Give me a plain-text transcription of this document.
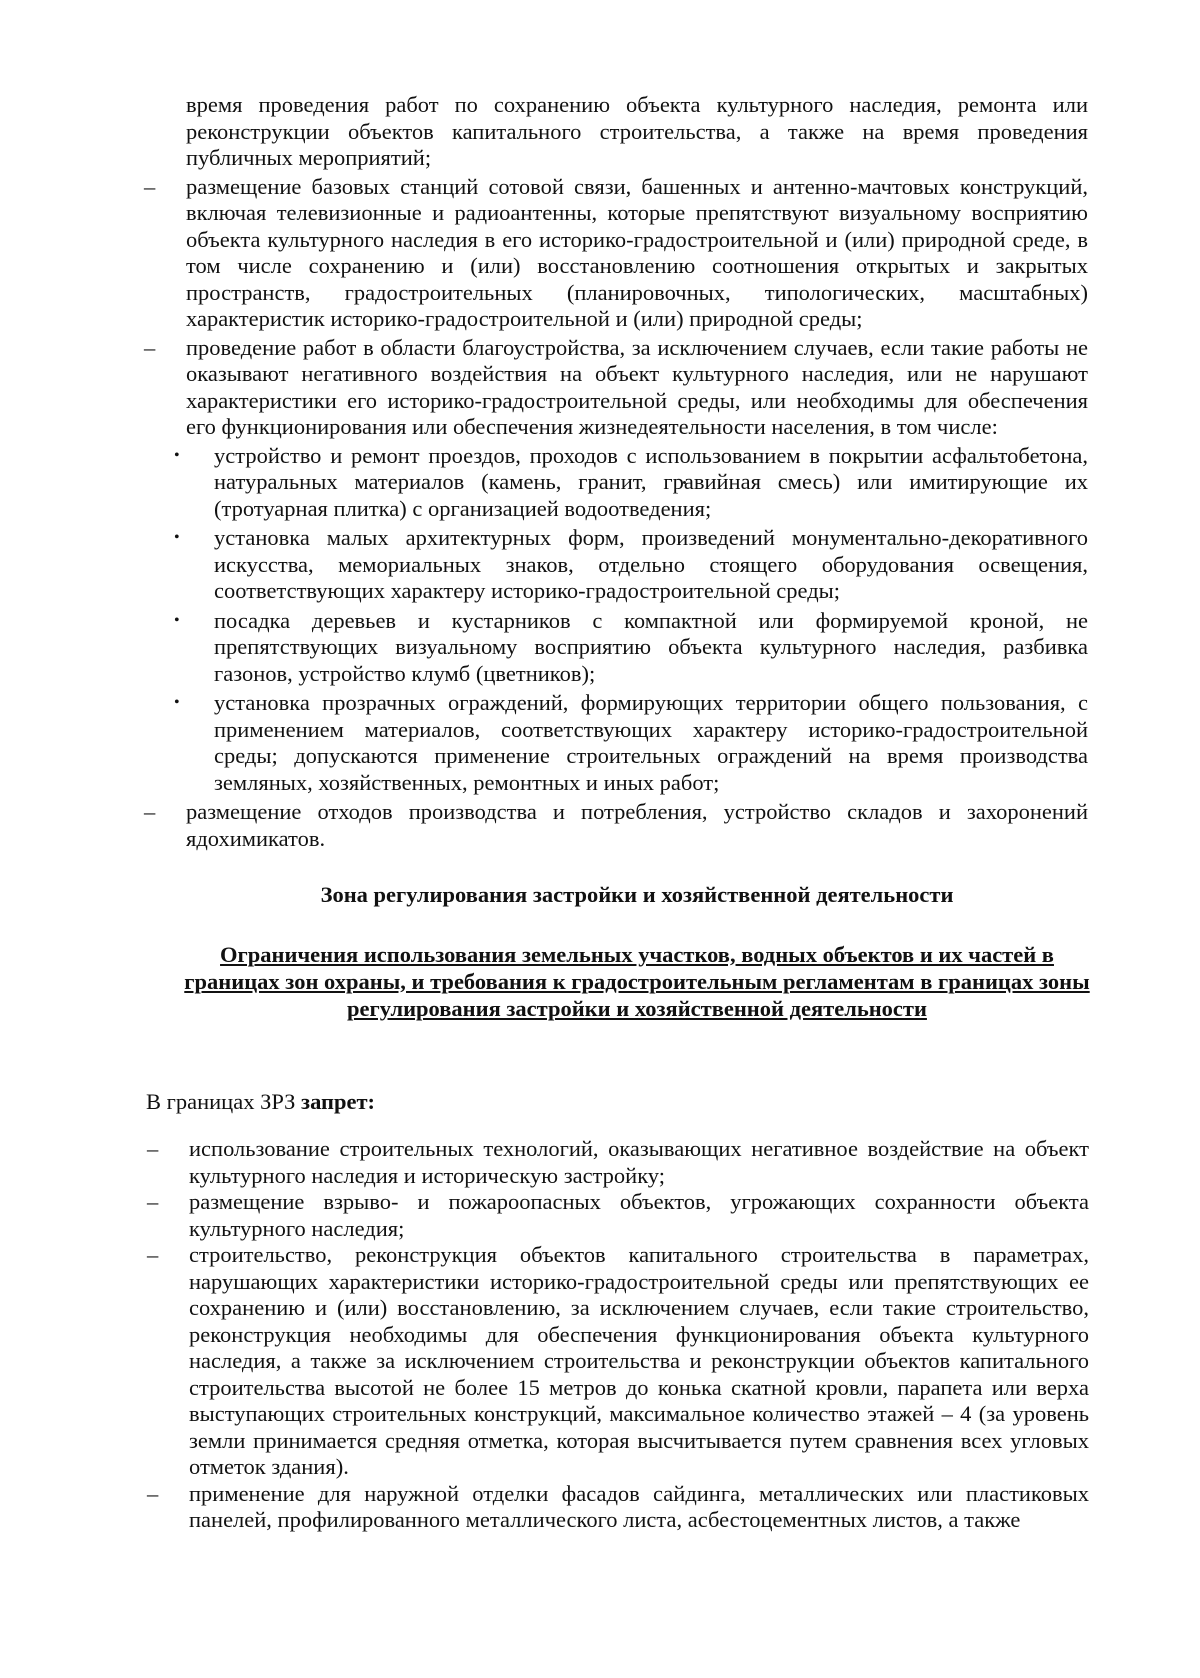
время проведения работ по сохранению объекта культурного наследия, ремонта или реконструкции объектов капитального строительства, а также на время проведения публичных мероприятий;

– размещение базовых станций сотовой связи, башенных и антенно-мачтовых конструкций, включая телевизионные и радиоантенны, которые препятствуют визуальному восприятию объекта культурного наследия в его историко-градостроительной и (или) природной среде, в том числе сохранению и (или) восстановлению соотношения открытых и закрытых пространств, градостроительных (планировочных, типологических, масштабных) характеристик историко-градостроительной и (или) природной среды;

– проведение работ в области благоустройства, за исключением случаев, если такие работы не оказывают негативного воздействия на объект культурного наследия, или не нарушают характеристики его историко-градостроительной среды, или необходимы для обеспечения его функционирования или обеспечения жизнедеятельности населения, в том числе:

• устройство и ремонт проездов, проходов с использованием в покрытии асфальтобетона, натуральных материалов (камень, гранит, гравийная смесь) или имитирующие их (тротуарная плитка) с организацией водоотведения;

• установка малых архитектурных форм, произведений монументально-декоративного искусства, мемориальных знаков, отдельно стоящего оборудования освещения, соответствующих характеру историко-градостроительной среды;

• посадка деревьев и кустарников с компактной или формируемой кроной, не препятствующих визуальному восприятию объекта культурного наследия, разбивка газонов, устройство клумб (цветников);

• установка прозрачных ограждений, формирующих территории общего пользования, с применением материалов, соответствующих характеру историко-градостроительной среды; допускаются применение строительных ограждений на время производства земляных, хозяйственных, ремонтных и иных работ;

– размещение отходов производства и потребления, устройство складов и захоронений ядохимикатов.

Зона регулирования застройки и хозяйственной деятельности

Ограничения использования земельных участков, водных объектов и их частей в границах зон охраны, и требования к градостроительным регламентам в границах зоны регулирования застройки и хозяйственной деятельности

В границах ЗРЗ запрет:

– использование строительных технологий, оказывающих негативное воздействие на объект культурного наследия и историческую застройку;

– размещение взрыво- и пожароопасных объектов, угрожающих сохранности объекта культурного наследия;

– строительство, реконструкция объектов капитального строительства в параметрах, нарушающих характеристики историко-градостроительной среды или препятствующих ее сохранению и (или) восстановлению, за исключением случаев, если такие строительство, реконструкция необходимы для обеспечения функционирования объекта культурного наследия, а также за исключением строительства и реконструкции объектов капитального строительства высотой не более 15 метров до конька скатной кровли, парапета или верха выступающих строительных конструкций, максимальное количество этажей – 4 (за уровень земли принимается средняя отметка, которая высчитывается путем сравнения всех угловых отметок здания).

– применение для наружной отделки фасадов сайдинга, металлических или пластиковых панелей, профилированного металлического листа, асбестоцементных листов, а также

——————

• _Do this_
Read the entries and show each line that mentions "устройство".

• _Task answer_
• устройство и ремонт проездов, проходов с использованием в покрытии асфальтобетона, натуральных материалов (камень, гранит, гравийная смесь) или имитирующие их (тротуарная плитка) с организацией водоотведения;
• посадка деревьев и кустарников с компактной или формируемой кроной, не препятствующих визуальному восприятию объекта культурного наследия, разбивка газонов, устройство клумб (цветников);
– размещение отходов производства и потребления, устройство складов и захоронений ядохимикатов.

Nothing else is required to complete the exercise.